- Tasks for this exercise:
• A. According to the text quoting Bible verses, which version is the 2 Peter 1 passage taken from?
• B. Summarize the text quoting Bible verses in two sentences.
• C. Write a continuation of the text quoting Bible verses, starting after its final line.
>> Begin Text block
Does anybody know anything about the origins of this phase, either the person or denomination that came up with it.
Colossians 1:27
To whom God would make known what is the riches of the glory of this mystery among the Gentiles; which is Christ in you, the hope of glory:

2 Peter 1
King James Version
1 Simon Peter, a servant and an apostle of Jesus Christ, to them that have obtained like precious faith with us through the righteousness of God and our Saviour Jesus Christ:

2 Grace and peace be multiplied unto you through the knowledge of God, and of Jesus our Lord,

3 According as his divine power hath given unto us all things that pertain unto life and godliness, through the knowledge of him that hath called us to glory and virtue:

4 Whereby are given unto us exceeding great and precious promises: that by these ye might be partakers of the divine nature, having escaped the corruption that is in the world through lust.

5 And beside this, giving all diligence, add to your faith virtue; and to virtue knowledge;

6 And to knowledge temperance; and to temperance patience; and to patience godliness;

7 And to godliness brotherly kindness; and to brotherly kindness charity.
>> End Text block
>> Begin Dataset content
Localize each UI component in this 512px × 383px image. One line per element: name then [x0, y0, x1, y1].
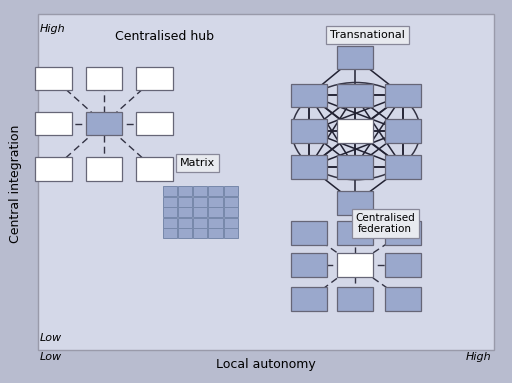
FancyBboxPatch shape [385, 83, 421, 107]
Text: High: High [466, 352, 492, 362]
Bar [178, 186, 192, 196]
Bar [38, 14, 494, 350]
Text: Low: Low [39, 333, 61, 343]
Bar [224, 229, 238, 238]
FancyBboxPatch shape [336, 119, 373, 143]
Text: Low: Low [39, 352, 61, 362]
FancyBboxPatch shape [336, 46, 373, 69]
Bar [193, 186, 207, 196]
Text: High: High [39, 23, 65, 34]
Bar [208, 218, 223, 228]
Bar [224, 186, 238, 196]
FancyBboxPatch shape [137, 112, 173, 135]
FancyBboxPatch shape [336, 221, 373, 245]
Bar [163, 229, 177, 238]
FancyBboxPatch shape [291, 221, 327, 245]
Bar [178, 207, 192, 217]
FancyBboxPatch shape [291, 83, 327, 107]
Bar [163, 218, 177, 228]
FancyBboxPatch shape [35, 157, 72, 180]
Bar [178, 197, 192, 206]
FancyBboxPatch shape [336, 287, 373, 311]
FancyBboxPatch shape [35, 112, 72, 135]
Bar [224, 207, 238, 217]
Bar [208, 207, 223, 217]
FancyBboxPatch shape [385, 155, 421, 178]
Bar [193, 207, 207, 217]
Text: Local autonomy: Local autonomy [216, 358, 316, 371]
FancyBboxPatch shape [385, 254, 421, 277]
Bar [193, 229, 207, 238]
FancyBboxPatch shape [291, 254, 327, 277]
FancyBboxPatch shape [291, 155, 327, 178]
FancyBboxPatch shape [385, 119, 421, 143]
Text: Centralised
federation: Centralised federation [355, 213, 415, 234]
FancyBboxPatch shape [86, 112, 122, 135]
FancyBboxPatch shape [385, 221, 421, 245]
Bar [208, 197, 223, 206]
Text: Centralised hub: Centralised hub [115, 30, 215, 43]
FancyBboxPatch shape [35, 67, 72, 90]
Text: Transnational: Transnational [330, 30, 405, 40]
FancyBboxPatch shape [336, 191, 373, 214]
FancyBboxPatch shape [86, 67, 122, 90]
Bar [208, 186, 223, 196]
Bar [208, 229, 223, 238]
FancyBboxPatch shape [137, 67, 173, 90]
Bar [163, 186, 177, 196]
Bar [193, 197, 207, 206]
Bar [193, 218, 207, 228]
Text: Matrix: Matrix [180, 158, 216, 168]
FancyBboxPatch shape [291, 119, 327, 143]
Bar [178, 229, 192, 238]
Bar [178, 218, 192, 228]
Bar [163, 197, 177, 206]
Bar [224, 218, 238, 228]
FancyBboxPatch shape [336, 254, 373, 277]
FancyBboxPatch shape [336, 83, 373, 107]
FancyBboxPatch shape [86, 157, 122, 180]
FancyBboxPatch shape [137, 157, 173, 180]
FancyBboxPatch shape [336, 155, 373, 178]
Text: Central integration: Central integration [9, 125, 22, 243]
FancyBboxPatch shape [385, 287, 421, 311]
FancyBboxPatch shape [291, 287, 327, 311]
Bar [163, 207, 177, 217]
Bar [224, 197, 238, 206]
>> End Dataset content
>> Begin Dataset content
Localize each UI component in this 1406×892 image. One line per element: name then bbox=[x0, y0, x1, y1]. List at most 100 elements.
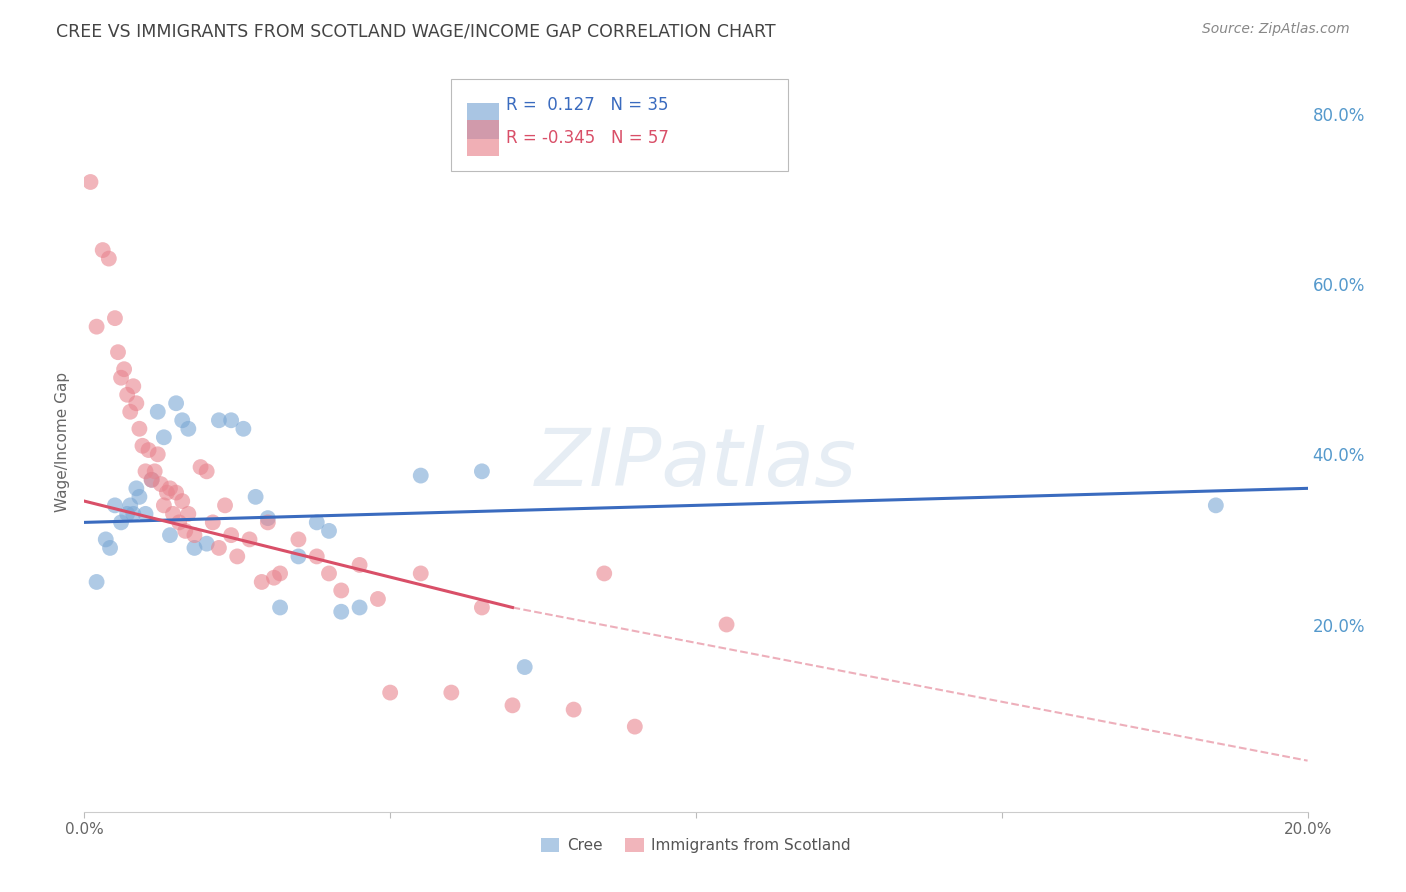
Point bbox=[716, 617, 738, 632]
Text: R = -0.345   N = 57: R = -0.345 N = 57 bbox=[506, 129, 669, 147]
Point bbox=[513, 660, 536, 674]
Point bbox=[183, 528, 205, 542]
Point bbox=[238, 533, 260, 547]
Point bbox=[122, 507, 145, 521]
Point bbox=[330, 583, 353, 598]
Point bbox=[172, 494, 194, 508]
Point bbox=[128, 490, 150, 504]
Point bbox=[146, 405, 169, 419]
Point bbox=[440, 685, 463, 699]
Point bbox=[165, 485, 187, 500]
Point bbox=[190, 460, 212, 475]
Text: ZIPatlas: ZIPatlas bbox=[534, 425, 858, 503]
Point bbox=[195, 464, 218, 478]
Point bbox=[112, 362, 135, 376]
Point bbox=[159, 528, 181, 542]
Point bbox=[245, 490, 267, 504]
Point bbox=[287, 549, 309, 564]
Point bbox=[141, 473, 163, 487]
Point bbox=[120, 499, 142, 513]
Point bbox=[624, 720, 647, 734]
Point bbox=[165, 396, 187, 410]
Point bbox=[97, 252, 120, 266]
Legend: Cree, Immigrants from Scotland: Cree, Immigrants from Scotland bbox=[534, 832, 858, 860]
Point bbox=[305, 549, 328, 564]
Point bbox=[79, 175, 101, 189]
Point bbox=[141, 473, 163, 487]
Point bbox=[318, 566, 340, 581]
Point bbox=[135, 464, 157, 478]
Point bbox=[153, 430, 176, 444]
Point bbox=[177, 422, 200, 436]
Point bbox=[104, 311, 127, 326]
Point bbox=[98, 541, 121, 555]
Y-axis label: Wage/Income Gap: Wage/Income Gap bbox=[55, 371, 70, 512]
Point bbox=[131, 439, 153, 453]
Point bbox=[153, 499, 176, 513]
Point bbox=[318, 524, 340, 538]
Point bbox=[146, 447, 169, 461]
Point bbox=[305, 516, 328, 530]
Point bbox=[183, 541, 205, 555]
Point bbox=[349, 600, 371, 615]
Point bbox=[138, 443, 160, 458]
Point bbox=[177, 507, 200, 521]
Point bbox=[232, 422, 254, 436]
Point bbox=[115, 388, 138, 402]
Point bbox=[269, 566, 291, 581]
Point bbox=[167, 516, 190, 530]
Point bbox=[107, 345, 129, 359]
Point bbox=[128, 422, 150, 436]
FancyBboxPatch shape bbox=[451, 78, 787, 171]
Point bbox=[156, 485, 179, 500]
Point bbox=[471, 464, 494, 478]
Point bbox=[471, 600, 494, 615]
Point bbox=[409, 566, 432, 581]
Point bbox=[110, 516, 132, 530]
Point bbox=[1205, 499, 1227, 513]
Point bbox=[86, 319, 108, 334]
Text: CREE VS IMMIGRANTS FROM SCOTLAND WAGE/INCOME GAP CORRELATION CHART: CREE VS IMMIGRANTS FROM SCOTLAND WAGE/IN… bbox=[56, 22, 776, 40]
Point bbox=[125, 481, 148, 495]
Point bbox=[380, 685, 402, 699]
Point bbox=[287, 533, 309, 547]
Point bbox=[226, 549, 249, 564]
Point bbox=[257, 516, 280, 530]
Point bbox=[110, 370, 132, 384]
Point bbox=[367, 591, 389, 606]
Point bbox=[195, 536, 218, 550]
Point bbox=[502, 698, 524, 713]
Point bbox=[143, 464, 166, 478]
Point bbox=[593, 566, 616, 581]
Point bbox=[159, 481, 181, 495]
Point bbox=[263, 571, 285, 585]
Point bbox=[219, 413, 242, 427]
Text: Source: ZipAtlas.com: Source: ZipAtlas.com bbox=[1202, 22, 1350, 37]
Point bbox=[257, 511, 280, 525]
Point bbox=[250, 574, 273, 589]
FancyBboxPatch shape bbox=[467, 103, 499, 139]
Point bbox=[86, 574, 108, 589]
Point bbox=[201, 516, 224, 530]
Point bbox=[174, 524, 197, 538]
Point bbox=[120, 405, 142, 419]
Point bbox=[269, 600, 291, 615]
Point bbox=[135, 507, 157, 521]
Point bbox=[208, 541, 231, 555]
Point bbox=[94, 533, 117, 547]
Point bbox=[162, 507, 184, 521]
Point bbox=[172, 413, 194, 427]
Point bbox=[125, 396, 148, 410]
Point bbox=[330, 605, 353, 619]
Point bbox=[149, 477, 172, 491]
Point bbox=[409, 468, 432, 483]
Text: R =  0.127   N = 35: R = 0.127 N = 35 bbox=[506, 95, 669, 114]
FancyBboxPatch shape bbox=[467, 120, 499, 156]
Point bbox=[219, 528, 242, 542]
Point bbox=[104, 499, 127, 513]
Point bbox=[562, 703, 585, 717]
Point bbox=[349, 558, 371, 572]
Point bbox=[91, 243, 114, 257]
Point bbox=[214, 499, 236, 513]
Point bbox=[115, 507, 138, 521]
>> End Dataset content
- Set of answers:
• A. The King James Version.

• B. The text opens by asking whether anyone knows about the origins of something, including the person or denomination that came up with it. It then quotes Colossians 1:27 and the first seven verses of 2 Peter 1 from the King James Version, which urge readers to add virtue, knowledge, temperance, patience, godliness, brotherly kindness and charity to their faith.

• C.
8 For if these things be in you, and abound, they make you that ye shall neither be barren nor unfruitful in the knowledge of our Lord Jesus Christ.

Ezekiel 37:14
And shall put my spirit in you, and ye shall live, and I shall place you in your own land: then shall ye know that I the Lord have spoken it, and performed it, saith the Lord.


John 14:20
In that day you will know that I am in My Father, and you in Me, and I in you.

Romans 8:10
If Christ is in you, though the body is dead because of sin, yet the spirit is alive because of righteousness.

Galatians 2:20
I have been crucified with Christ; and it is no longer I who live, but Christ lives in me; and the life which I now live in the flesh I live by faith in the Son of God, who loved me and gave Himself up for me.

Ephesians 3:17-19
so that Christ may dwell in your hearts through faith; and that you, being rooted and grounded in love, may be able to comprehend with all the saints what is the breadth and length and height and depth, and to know the love of Christ which surpasses knowledge, that you may be filled up to all the fullness of God.

Colossians 1:27
to whom God willed to make known what is the riches of the glory of this mystery among the Gentiles, which is Christ in you, the hope of glory.

1 John 3:24
The one who keeps His commandments abides in Him, and He in him. We know by this that He abides in us, by the Spirit whom He has given us.

Revelation 3:20 speakign to the church, not unsaved
Behold, I stand at the door and knock; if anyone hears My voice and opens the door, I will come in to him and will dine with him, and he with Me.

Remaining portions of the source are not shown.